Problem:
Copy every line of the listing that holds the string "name".

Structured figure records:
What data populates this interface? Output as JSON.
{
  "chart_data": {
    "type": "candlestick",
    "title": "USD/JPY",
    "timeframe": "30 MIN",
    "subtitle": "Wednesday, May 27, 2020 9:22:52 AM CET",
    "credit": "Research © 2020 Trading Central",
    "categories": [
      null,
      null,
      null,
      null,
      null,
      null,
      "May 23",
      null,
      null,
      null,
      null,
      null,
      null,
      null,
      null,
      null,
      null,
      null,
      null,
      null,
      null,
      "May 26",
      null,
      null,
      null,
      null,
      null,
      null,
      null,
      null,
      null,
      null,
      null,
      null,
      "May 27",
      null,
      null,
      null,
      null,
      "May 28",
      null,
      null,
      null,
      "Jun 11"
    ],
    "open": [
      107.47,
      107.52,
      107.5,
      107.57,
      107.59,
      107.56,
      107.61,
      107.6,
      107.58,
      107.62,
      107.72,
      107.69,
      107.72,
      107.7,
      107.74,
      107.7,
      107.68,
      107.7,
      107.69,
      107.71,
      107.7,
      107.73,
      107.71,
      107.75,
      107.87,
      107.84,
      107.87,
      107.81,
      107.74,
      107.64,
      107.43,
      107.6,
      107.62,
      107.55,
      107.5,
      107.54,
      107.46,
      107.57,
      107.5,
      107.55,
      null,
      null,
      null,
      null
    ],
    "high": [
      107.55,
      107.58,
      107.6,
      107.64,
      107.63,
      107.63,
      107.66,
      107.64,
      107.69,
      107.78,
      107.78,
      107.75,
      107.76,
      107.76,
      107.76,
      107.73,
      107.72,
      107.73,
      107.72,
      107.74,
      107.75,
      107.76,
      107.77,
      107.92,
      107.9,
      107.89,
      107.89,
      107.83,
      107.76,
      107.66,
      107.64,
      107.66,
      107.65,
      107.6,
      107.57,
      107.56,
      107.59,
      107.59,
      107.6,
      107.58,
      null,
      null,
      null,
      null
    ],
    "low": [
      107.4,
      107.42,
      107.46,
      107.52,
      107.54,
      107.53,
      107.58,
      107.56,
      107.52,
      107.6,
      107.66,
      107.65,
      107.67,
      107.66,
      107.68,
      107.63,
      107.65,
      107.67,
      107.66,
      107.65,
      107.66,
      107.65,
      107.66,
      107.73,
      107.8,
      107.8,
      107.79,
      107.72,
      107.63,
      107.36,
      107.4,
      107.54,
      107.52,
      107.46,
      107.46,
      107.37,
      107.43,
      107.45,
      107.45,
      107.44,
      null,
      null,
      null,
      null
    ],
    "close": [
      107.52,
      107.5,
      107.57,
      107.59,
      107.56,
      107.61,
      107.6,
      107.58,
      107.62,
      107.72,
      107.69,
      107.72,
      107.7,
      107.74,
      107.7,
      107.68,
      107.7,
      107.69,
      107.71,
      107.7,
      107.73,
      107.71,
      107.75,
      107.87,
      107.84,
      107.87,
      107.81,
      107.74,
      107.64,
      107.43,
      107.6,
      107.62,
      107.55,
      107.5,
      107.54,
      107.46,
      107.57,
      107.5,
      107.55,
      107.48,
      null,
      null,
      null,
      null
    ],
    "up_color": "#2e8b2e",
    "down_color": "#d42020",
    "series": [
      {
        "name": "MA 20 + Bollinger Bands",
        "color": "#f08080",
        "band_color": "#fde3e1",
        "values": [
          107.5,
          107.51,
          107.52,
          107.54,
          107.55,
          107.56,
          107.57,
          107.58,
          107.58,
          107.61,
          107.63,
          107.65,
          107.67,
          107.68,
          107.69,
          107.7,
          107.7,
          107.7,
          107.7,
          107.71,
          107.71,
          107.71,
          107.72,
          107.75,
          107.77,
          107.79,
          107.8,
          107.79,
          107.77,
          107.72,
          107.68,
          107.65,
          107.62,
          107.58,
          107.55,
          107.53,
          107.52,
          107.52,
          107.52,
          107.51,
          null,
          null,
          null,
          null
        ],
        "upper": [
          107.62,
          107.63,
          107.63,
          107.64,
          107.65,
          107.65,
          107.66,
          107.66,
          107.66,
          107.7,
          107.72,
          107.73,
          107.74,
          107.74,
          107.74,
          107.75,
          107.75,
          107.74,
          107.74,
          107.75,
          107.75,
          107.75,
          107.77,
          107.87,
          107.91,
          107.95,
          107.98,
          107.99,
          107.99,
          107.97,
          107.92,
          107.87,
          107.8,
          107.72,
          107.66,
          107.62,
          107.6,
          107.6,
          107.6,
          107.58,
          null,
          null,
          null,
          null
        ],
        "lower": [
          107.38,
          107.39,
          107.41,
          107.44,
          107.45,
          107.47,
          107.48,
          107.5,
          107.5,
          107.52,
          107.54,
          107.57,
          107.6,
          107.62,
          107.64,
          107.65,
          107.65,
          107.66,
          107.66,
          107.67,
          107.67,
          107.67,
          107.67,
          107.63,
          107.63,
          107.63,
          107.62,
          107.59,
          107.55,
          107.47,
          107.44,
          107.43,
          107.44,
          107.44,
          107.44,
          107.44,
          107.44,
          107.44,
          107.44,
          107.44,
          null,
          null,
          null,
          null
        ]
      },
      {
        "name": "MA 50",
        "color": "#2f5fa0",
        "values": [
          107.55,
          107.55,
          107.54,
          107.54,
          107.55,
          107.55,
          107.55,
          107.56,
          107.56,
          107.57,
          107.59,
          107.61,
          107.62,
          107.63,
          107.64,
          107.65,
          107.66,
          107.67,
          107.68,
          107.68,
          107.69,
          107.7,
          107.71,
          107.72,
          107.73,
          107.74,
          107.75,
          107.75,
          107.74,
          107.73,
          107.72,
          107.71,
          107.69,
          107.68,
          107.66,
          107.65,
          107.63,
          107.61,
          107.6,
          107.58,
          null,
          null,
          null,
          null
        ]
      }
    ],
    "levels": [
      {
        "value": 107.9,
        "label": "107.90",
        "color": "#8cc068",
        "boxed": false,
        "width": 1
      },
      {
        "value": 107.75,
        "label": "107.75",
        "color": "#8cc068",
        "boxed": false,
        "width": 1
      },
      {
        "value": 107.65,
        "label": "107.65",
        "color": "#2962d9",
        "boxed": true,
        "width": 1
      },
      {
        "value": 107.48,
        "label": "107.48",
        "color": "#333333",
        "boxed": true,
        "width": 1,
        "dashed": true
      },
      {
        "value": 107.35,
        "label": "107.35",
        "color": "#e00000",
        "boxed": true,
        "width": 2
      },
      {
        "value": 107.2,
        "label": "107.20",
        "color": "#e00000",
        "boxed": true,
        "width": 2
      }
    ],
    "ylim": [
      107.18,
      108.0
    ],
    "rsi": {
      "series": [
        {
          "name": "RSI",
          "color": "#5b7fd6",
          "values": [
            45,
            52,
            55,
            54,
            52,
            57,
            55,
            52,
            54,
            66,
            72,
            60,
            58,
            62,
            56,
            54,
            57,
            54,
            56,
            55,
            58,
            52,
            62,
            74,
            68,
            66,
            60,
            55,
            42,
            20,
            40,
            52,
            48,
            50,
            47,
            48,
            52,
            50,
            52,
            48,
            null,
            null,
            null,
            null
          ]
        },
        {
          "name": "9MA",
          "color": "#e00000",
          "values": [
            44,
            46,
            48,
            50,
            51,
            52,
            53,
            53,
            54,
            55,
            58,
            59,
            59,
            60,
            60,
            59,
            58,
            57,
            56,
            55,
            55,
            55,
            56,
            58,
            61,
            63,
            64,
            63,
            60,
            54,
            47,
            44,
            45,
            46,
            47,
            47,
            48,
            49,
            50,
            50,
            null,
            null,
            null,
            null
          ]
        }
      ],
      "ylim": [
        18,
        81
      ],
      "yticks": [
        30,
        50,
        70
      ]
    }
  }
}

Answer to this exercise:
        "name": "MA 20 + Bollinger Bands",
        "name": "MA 50",
          "name": "RSI",
          "name": "9MA",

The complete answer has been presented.